▶ **WHAT TO PRODUCE**
Print all of the data exactly.

-------- DATASET

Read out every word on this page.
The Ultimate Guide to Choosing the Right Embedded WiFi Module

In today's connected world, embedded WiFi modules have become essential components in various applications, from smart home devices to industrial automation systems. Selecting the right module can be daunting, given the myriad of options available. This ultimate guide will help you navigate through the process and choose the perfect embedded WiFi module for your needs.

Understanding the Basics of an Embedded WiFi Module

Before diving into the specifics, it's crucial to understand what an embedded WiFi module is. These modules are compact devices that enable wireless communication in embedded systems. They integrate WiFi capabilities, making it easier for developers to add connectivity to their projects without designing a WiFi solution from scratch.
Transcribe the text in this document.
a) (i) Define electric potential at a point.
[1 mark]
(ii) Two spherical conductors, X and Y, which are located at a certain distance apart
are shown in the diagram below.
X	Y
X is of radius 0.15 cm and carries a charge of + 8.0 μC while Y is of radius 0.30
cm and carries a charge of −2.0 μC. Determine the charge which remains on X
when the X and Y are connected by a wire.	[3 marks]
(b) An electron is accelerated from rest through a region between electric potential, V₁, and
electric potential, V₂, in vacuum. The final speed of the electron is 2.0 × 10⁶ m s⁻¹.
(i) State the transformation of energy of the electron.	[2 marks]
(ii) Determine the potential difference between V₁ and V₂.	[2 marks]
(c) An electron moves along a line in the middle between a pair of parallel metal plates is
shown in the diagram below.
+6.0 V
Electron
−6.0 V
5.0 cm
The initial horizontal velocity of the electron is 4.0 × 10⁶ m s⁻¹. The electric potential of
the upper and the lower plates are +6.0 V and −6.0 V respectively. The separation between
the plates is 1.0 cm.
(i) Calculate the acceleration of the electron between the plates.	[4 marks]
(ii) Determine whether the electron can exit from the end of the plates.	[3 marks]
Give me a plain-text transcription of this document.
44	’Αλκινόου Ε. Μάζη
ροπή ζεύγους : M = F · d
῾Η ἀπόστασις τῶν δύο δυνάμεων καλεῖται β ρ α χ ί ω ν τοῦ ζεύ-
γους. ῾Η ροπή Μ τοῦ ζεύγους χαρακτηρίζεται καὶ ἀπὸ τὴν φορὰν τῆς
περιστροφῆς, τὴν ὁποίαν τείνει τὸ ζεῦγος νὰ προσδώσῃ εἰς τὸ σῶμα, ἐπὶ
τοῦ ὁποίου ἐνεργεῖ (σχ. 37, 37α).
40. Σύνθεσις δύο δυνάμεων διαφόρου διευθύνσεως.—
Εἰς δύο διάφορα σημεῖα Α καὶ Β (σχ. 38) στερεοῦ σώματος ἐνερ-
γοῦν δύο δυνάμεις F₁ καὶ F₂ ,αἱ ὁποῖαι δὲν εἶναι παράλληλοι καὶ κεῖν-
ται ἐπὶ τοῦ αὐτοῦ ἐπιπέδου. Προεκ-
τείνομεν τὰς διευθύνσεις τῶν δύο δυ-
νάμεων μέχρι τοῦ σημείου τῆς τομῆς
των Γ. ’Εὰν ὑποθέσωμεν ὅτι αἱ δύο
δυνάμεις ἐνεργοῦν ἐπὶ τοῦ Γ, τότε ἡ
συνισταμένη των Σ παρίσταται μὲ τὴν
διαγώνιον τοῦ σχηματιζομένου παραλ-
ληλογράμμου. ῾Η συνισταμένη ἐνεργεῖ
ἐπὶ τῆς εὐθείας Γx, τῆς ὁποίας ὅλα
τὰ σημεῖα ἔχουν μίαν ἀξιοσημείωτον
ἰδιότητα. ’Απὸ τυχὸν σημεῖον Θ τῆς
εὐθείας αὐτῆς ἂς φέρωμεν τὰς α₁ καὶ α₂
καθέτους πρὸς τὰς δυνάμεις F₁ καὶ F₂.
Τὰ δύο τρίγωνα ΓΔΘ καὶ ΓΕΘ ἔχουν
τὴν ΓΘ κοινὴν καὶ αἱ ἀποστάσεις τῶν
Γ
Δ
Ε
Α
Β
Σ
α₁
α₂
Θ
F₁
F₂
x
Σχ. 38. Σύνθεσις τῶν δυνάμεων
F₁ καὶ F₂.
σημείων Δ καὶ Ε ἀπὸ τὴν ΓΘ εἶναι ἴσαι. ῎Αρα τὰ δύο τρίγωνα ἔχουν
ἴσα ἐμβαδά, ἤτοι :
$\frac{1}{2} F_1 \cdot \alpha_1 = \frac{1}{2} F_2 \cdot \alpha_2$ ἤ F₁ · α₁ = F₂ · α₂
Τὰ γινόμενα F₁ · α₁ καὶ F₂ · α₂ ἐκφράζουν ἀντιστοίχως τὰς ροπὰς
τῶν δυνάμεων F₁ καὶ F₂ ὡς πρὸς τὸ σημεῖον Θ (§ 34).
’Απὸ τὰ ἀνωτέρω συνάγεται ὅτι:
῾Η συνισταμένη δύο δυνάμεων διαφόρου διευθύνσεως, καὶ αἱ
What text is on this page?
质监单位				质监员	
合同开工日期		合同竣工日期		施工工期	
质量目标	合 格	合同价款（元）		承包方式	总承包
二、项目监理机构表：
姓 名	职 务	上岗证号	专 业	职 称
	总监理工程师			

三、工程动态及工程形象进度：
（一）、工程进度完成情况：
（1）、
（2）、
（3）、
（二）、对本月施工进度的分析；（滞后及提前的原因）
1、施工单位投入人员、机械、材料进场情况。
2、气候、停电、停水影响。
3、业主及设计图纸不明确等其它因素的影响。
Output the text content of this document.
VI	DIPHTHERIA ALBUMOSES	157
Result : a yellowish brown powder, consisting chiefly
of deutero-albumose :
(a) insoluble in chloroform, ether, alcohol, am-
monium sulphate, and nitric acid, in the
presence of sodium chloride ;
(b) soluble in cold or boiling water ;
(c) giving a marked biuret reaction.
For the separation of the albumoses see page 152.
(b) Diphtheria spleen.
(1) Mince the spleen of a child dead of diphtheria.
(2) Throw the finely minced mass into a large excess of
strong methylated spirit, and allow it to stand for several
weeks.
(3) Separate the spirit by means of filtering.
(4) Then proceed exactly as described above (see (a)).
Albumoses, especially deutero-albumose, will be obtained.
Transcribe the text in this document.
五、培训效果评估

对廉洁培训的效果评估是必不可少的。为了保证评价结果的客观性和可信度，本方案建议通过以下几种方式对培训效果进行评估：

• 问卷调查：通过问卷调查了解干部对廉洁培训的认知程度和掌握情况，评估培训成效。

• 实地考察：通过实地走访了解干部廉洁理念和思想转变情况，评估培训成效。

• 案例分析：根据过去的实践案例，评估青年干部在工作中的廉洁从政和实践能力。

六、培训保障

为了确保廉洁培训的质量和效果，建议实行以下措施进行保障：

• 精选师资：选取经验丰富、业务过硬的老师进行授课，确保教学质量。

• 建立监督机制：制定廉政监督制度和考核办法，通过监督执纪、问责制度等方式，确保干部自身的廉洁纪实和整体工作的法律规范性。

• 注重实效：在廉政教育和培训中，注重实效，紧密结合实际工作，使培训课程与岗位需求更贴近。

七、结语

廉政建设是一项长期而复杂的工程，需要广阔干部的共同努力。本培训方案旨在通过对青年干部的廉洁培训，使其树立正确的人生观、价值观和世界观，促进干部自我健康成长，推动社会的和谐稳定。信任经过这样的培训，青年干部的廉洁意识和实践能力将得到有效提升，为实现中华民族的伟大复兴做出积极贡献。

----------------

▶ **REPLY**
Read out every word on this page.
The Ultimate Guide to Choosing the Right Embedded WiFi Module

In today's connected world, embedded WiFi modules have become essential components in various applications, from smart home devices to industrial automation systems. Selecting the right module can be daunting, given the myriad of options available. This ultimate guide will help you navigate through the process and choose the perfect embedded WiFi module for your needs.

Understanding the Basics of an Embedded WiFi Module

Before diving into the specifics, it's crucial to understand what an embedded WiFi module is. These modules are compact devices that enable wireless communication in embedded systems. They integrate WiFi capabilities, making it easier for developers to add connectivity to their projects without designing a WiFi solution from scratch.
Transcribe the text in this document.
a) (i) Define electric potential at a point.
[1 mark]
(ii) Two spherical conductors, X and Y, which are located at a certain distance apart
are shown in the diagram below.
X	Y
X is of radius 0.15 cm and carries a charge of + 8.0 μC while Y is of radius 0.30
cm and carries a charge of −2.0 μC. Determine the charge which remains on X
when the X and Y are connected by a wire.	[3 marks]
(b) An electron is accelerated from rest through a region between electric potential, V₁, and
electric potential, V₂, in vacuum. The final speed of the electron is 2.0 × 10⁶ m s⁻¹.
(i) State the transformation of energy of the electron.	[2 marks]
(ii) Determine the potential difference between V₁ and V₂.	[2 marks]
(c) An electron moves along a line in the middle between a pair of parallel metal plates is
shown in the diagram below.
+6.0 V
Electron
−6.0 V
5.0 cm
The initial horizontal velocity of the electron is 4.0 × 10⁶ m s⁻¹. The electric potential of
the upper and the lower plates are +6.0 V and −6.0 V respectively. The separation between
the plates is 1.0 cm.
(i) Calculate the acceleration of the electron between the plates.	[4 marks]
(ii) Determine whether the electron can exit from the end of the plates.	[3 marks]
Give me a plain-text transcription of this document.
44	’Αλκινόου Ε. Μάζη
ροπή ζεύγους : M = F · d
῾Η ἀπόστασις τῶν δύο δυνάμεων καλεῖται β ρ α χ ί ω ν τοῦ ζεύ-
γους. ῾Η ροπή Μ τοῦ ζεύγους χαρακτηρίζεται καὶ ἀπὸ τὴν φορὰν τῆς
περιστροφῆς, τὴν ὁποίαν τείνει τὸ ζεῦγος νὰ προσδώσῃ εἰς τὸ σῶμα, ἐπὶ
τοῦ ὁποίου ἐνεργεῖ (σχ. 37, 37α).
40. Σύνθεσις δύο δυνάμεων διαφόρου διευθύνσεως.—
Εἰς δύο διάφορα σημεῖα Α καὶ Β (σχ. 38) στερεοῦ σώματος ἐνερ-
γοῦν δύο δυνάμεις F₁ καὶ F₂ ,αἱ ὁποῖαι δὲν εἶναι παράλληλοι καὶ κεῖν-
ται ἐπὶ τοῦ αὐτοῦ ἐπιπέδου. Προεκ-
τείνομεν τὰς διευθύνσεις τῶν δύο δυ-
νάμεων μέχρι τοῦ σημείου τῆς τομῆς
των Γ. ’Εὰν ὑποθέσωμεν ὅτι αἱ δύο
δυνάμεις ἐνεργοῦν ἐπὶ τοῦ Γ, τότε ἡ
συνισταμένη των Σ παρίσταται μὲ τὴν
διαγώνιον τοῦ σχηματιζομένου παραλ-
ληλογράμμου. ῾Η συνισταμένη ἐνεργεῖ
ἐπὶ τῆς εὐθείας Γx, τῆς ὁποίας ὅλα
τὰ σημεῖα ἔχουν μίαν ἀξιοσημείωτον
ἰδιότητα. ’Απὸ τυχὸν σημεῖον Θ τῆς
εὐθείας αὐτῆς ἂς φέρωμεν τὰς α₁ καὶ α₂
καθέτους πρὸς τὰς δυνάμεις F₁ καὶ F₂.
Τὰ δύο τρίγωνα ΓΔΘ καὶ ΓΕΘ ἔχουν
τὴν ΓΘ κοινὴν καὶ αἱ ἀποστάσεις τῶν
Γ
Δ
Ε
Α
Β
Σ
α₁
α₂
Θ
F₁
F₂
x
Σχ. 38. Σύνθεσις τῶν δυνάμεων
F₁ καὶ F₂.
σημείων Δ καὶ Ε ἀπὸ τὴν ΓΘ εἶναι ἴσαι. ῎Αρα τὰ δύο τρίγωνα ἔχουν
ἴσα ἐμβαδά, ἤτοι :
$\frac{1}{2} F_1 \cdot \alpha_1 = \frac{1}{2} F_2 \cdot \alpha_2$ ἤ F₁ · α₁ = F₂ · α₂
Τὰ γινόμενα F₁ · α₁ καὶ F₂ · α₂ ἐκφράζουν ἀντιστοίχως τὰς ροπὰς
τῶν δυνάμεων F₁ καὶ F₂ ὡς πρὸς τὸ σημεῖον Θ (§ 34).
’Απὸ τὰ ἀνωτέρω συνάγεται ὅτι:
῾Η συνισταμένη δύο δυνάμεων διαφόρου διευθύνσεως, καὶ αἱ
What text is on this page?
质监单位				质监员	
合同开工日期		合同竣工日期		施工工期	
质量目标	合 格	合同价款（元）		承包方式	总承包
二、项目监理机构表：
姓 名	职 务	上岗证号	专 业	职 称
	总监理工程师			

三、工程动态及工程形象进度：
（一）、工程进度完成情况：
（1）、
（2）、
（3）、
（二）、对本月施工进度的分析；（滞后及提前的原因）
1、施工单位投入人员、机械、材料进场情况。
2、气候、停电、停水影响。
3、业主及设计图纸不明确等其它因素的影响。
Output the text content of this document.
VI	DIPHTHERIA ALBUMOSES	157
Result : a yellowish brown powder, consisting chiefly
of deutero-albumose :
(a) insoluble in chloroform, ether, alcohol, am-
monium sulphate, and nitric acid, in the
presence of sodium chloride ;
(b) soluble in cold or boiling water ;
(c) giving a marked biuret reaction.
For the separation of the albumoses see page 152.
(b) Diphtheria spleen.
(1) Mince the spleen of a child dead of diphtheria.
(2) Throw the finely minced mass into a large excess of
strong methylated spirit, and allow it to stand for several
weeks.
(3) Separate the spirit by means of filtering.
(4) Then proceed exactly as described above (see (a)).
Albumoses, especially deutero-albumose, will be obtained.
Transcribe the text in this document.
五、培训效果评估

对廉洁培训的效果评估是必不可少的。为了保证评价结果的客观性和可信度，本方案建议通过以下几种方式对培训效果进行评估：

• 问卷调查：通过问卷调查了解干部对廉洁培训的认知程度和掌握情况，评估培训成效。

• 实地考察：通过实地走访了解干部廉洁理念和思想转变情况，评估培训成效。

• 案例分析：根据过去的实践案例，评估青年干部在工作中的廉洁从政和实践能力。

六、培训保障

为了确保廉洁培训的质量和效果，建议实行以下措施进行保障：

• 精选师资：选取经验丰富、业务过硬的老师进行授课，确保教学质量。

• 建立监督机制：制定廉政监督制度和考核办法，通过监督执纪、问责制度等方式，确保干部自身的廉洁纪实和整体工作的法律规范性。

• 注重实效：在廉政教育和培训中，注重实效，紧密结合实际工作，使培训课程与岗位需求更贴近。

七、结语

廉政建设是一项长期而复杂的工程，需要广阔干部的共同努力。本培训方案旨在通过对青年干部的廉洁培训，使其树立正确的人生观、价值观和世界观，促进干部自我健康成长，推动社会的和谐稳定。信任经过这样的培训，青年干部的廉洁意识和实践能力将得到有效提升，为实现中华民族的伟大复兴做出积极贡献。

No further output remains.